> **What the task asks**:
Condense the paragraph of the passage on vertical partitioning that begins "The proposed measure relies on three parameters" into a short bulleted list that keeps its main facts.

The first study to introduce matrix clustering to vertical partitioning was the work of Hoffer [22]. The idea is to store together (in one file) attributes possessing identical retrieval patterns. The patterns are expressed through the notion of attribute cohesion, which shows how attributes in a pair are related to each other. The author proposes a pairwise attribute similarity measure to capture this cohesion.

The proposed measure relies on three parameters: co-access frequency of a pair of attributes, attribute length and relative importance of the query. This measure was designed having the following properties in mind: it is non-decreasing by co-access frequency, non-decreasing by both attribute lengths (individually) and the function is non-increasing in the combined length of attributes.

Finally, having an attribute affinity matrix, an existing clustering algorithm (Bond Energy Algorithm, BEA) [29] is used. It permutes rows and columns to maximize nearest neighbor bond strengths. The author was motivated in his choice by the following: this algorithm is insensitive to the order in which items are presented; it has a low computation time, etc. However, this algorithm has a disadvantage: it requires human attention for cluster selection.

BEA is not the only existing matrix clustering algorithm. Another permutation algorithm was proposed in the reference [37]. Similarly to BEA, it permutes rows and columns, but tries to minimize the spanning path of the graph represented by the original matrix. The improvement of these two algorithms is presented in the reference [6]. This algorithm is called the matching algorithm and it uses Hamming distance to produce clusters. According to [9], the study [24] presents the Rank Order algorithm. Its idea is to sort rows and columns of the original matrix in descending order of their binary weight. The Cluster Identification (CI) algorithm by Kusiak and Chow [25] is an algorithm for clustering 0–1 matrices. The proposed approach is to detect clusters one by one using a special procedure. This procedure resembles the search of a transitive closure for rows and columns. It is an optimal algorithm that can solve the problem when the matrix is perfectly separable, e.g. when clusters do not intersect (there is no attribute sharing).

All of the aforementioned algorithms (except BEA) are generic matrix clustering algorithms. They do not address the vertical partitioning problem and do not even bear any database specifics. The next studies by Chun-Hung Cheng [9, 10, 12] attempt to apply matrix clustering approach to the database domain. Several new vertical partitioning algorithms were developed in his works. Let us consider them.

Chun-Hung Cheng criticizes existing matrix clustering algorithms [9, 10]:

  • They do not always produce a solution matrix in a diagonal submatrix structure. Thus, these algorithms may require additional computation to extract them;

  • These algorithms may require decision of database administrator to identify intersubmatrix attributes [9].

The first study [9] extends the original CI [25] algorithm to non-decomposable matrices. The proposed approach is to remove columns obstructing the decomposition (inter-submatrix attributes).

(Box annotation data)
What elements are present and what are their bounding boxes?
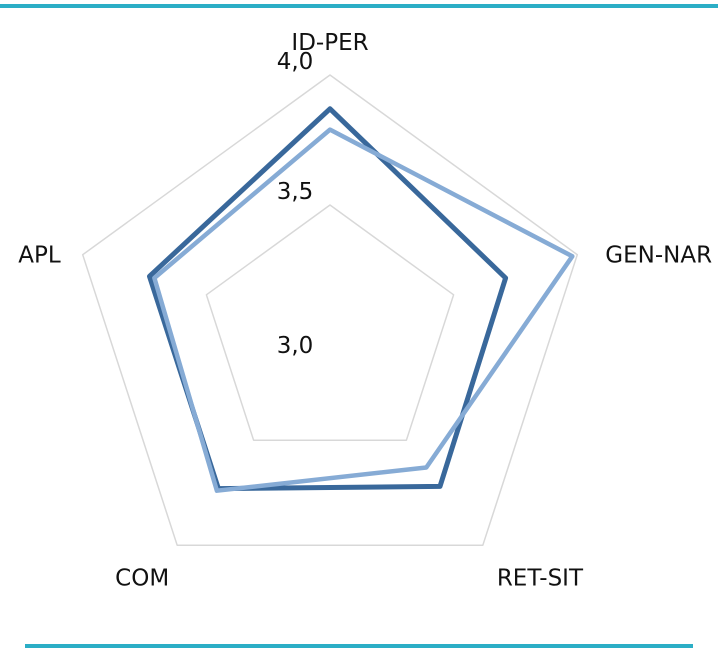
top-divider bbox=[0, 4, 718, 8]
series-dark-blue bbox=[147, 106, 509, 492]
axis-label-id-per: ID-PER bbox=[291, 30, 368, 56]
tick-label: 3,5 bbox=[277, 179, 314, 205]
axis-label-com: COM bbox=[115, 565, 169, 591]
tick-label: 3,0 bbox=[277, 333, 314, 359]
axis-label-gen-nar: GEN-NAR bbox=[605, 243, 712, 269]
series-light-blue bbox=[152, 127, 575, 493]
gridline-ring bbox=[81, 74, 579, 547]
axis-label-apl: APL bbox=[18, 243, 61, 269]
axis-label-ret-sit: RET-SIT bbox=[497, 565, 584, 591]
bottom-divider bbox=[25, 644, 693, 648]
gridline-ring bbox=[205, 204, 455, 441]
tick-label: 4,0 bbox=[277, 49, 314, 75]
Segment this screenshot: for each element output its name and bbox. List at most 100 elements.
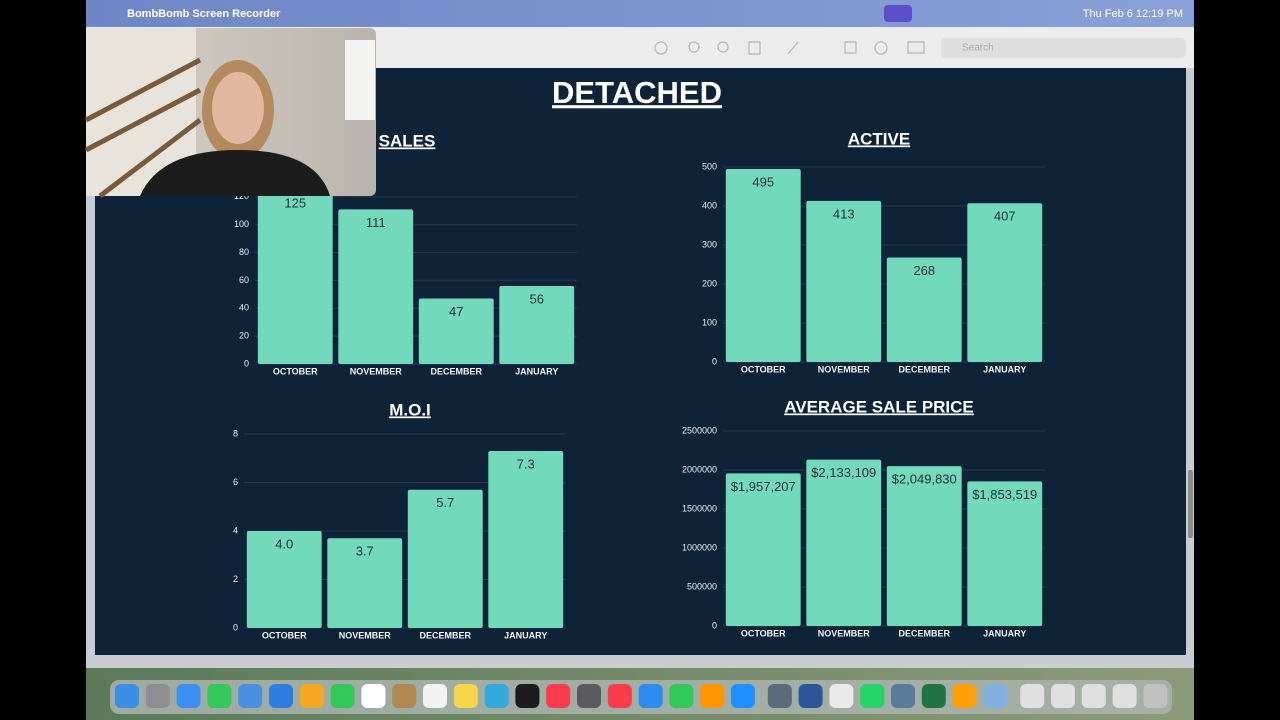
search-field[interactable] [941,38,1186,58]
webcam-overlay [84,28,376,198]
value-label: 111 [366,215,386,230]
dock-icon[interactable] [145,684,170,708]
dock-icons [115,684,1168,708]
y-tick-label: 80 [239,247,249,257]
dock-icon[interactable] [361,684,386,708]
dock-icon[interactable] [1051,684,1075,708]
value-label: 413 [833,206,855,221]
dock-icon[interactable] [238,684,263,708]
x-tick-label: DECEMBER [430,366,482,376]
value-label: $1,957,207 [731,479,796,494]
dock-icon[interactable] [577,684,601,708]
dock-icon[interactable] [1081,684,1106,708]
y-tick-label: 8 [233,428,238,438]
bar [499,286,575,364]
x-tick-label: OCTOBER [262,630,307,640]
y-tick-label: 4 [233,525,238,535]
y-tick-label: 2500000 [682,425,717,435]
search-placeholder: Search [962,43,994,54]
dock-icon[interactable] [669,684,694,708]
chart: AVERAGE SALE PRICE 0 500000 1000000 1500000 2… [682,397,1045,638]
dock-icon[interactable] [453,684,478,708]
chart-title: AVERAGE SALE PRICE [784,397,974,416]
dock-icon[interactable] [176,684,201,708]
dock-icon[interactable] [829,684,854,708]
value-label: 3.7 [356,544,374,559]
dock-icon[interactable] [515,684,540,708]
bar [967,203,1043,362]
bar [246,531,322,628]
dock-icon[interactable] [860,684,885,708]
dock-icon[interactable] [330,684,355,708]
bar [327,538,403,628]
dock-icon[interactable] [392,684,417,708]
dock-icon[interactable] [1112,684,1137,708]
bar [418,298,494,364]
dock-icon[interactable] [1143,684,1168,708]
dock-icon[interactable] [638,684,663,708]
y-tick-label: 300 [702,239,717,249]
dock-icon[interactable] [798,684,823,708]
status-icon[interactable] [884,5,912,22]
dock-icon[interactable] [983,684,1008,708]
dock-icon[interactable] [952,684,977,708]
x-tick-label: JANUARY [504,630,547,640]
y-tick-label: 40 [239,303,249,313]
dock-icon[interactable] [299,684,324,708]
value-label: $1,853,519 [972,487,1037,502]
dock-icon[interactable] [423,684,447,708]
dock-icon[interactable] [269,684,293,708]
x-tick-label: OCTOBER [741,364,786,374]
x-tick-label: NOVEMBER [818,364,871,374]
value-label: 47 [449,304,463,319]
y-tick-label: 500 [702,161,717,171]
y-tick-label: 200 [702,278,717,288]
dock-icon[interactable] [546,684,571,708]
y-tick-label: 0 [712,356,717,366]
bar [806,459,882,626]
y-tick-label: 100 [702,317,717,327]
y-tick-label: 2000000 [682,464,717,474]
app-name[interactable]: BombBomb Screen Recorder [127,8,281,20]
dock-icon[interactable] [700,684,725,708]
scrollbar[interactable] [1188,470,1193,538]
dock-icon[interactable] [891,684,915,708]
y-tick-label: 20 [239,331,249,341]
chart-title: ACTIVE [848,129,910,148]
value-label: 407 [994,209,1016,224]
chart: SALES 0 20 40 60 80 100 120 125 OCTOBER 111 NOVEMBE… [234,131,577,376]
x-tick-label: OCTOBER [741,628,786,638]
bar [257,189,333,364]
bar [338,209,414,364]
value-label: 125 [284,195,306,210]
y-tick-label: 0 [244,358,249,368]
dock-icon[interactable] [731,684,755,708]
dock-icon[interactable] [921,684,946,708]
bar [725,473,801,626]
x-tick-label: DECEMBER [898,364,950,374]
dock-icon[interactable] [115,684,139,708]
dock-icon[interactable] [484,684,509,708]
y-tick-label: 6 [233,477,238,487]
dock-icon[interactable] [607,684,632,708]
x-tick-label: JANUARY [983,628,1026,638]
clock[interactable]: Thu Feb 6 12:19 PM [1083,8,1183,20]
toolbar-icons[interactable] [654,41,925,55]
chart: ACTIVE 0 100 200 300 400 500 495 OCTOBER 413 NOVEM… [702,129,1045,374]
x-tick-label: DECEMBER [419,630,471,640]
y-tick-label: 1500000 [682,503,717,513]
y-tick-label: 0 [712,620,717,630]
value-label: 495 [752,174,774,189]
value-label: 5.7 [436,495,454,510]
dock-icon[interactable] [767,684,792,708]
bar [407,489,483,628]
dock-icon[interactable] [1020,684,1045,708]
value-label: 7.3 [517,456,535,471]
chart-title: M.O.I [389,400,431,419]
bar [488,450,564,628]
x-tick-label: DECEMBER [898,628,950,638]
y-tick-label: 100 [234,219,249,229]
y-tick-label: 500000 [687,581,717,591]
dock-icon[interactable] [207,684,232,708]
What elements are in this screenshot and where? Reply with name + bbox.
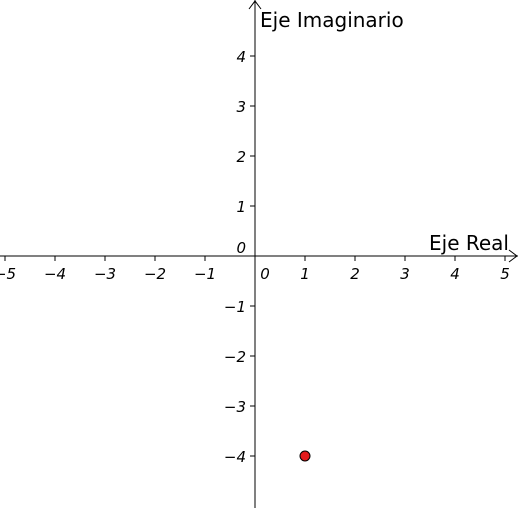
x-origin-label: 0	[260, 265, 270, 283]
data-point	[299, 450, 311, 462]
x-tick-label: −4	[44, 265, 66, 283]
x-tick-label: 3	[400, 265, 410, 283]
x-tick-label: −2	[144, 265, 166, 283]
tick-labels: −5 −4 −3 −2 −1 1 2 3 4 5 4 3 2 1 −1 −2 −3 −4 00	[0, 48, 510, 466]
x-tick-label: 2	[350, 265, 360, 283]
x-tick-label: 4	[450, 265, 460, 283]
y-axis-arrow	[248, 0, 262, 10]
y-tick-label: −3	[224, 398, 246, 416]
tick-marks	[4, 55, 506, 457]
data-points	[299, 450, 311, 462]
y-tick-label: 2	[236, 148, 246, 166]
x-tick-label: −1	[194, 265, 216, 283]
y-origin-label: 0	[236, 239, 246, 257]
y-axis-title: Eje Imaginario	[260, 8, 404, 32]
x-tick-label: −3	[94, 265, 116, 283]
y-tick-label: 1	[236, 198, 246, 216]
x-axis-title: Eje Real	[429, 231, 509, 255]
x-axis-arrow	[508, 249, 518, 263]
x-tick-label: 1	[300, 265, 310, 283]
y-tick-label: −2	[224, 348, 246, 366]
y-tick-label: 3	[236, 98, 246, 116]
y-tick-label: 4	[236, 48, 246, 66]
x-tick-label: 5	[500, 265, 510, 283]
x-tick-label: −5	[0, 265, 16, 283]
y-tick-label: −4	[224, 448, 246, 466]
y-tick-label: −1	[224, 298, 246, 316]
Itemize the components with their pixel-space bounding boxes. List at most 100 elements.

> **Correct result**:
- The measure depends on three parameters: co-access frequency of an attribute pair, attribute length, and relative importance of the query.
- It is non-decreasing in co-access frequency.
- It is non-decreasing in each attribute's length taken individually.
- It is non-increasing in the combined length of the attributes.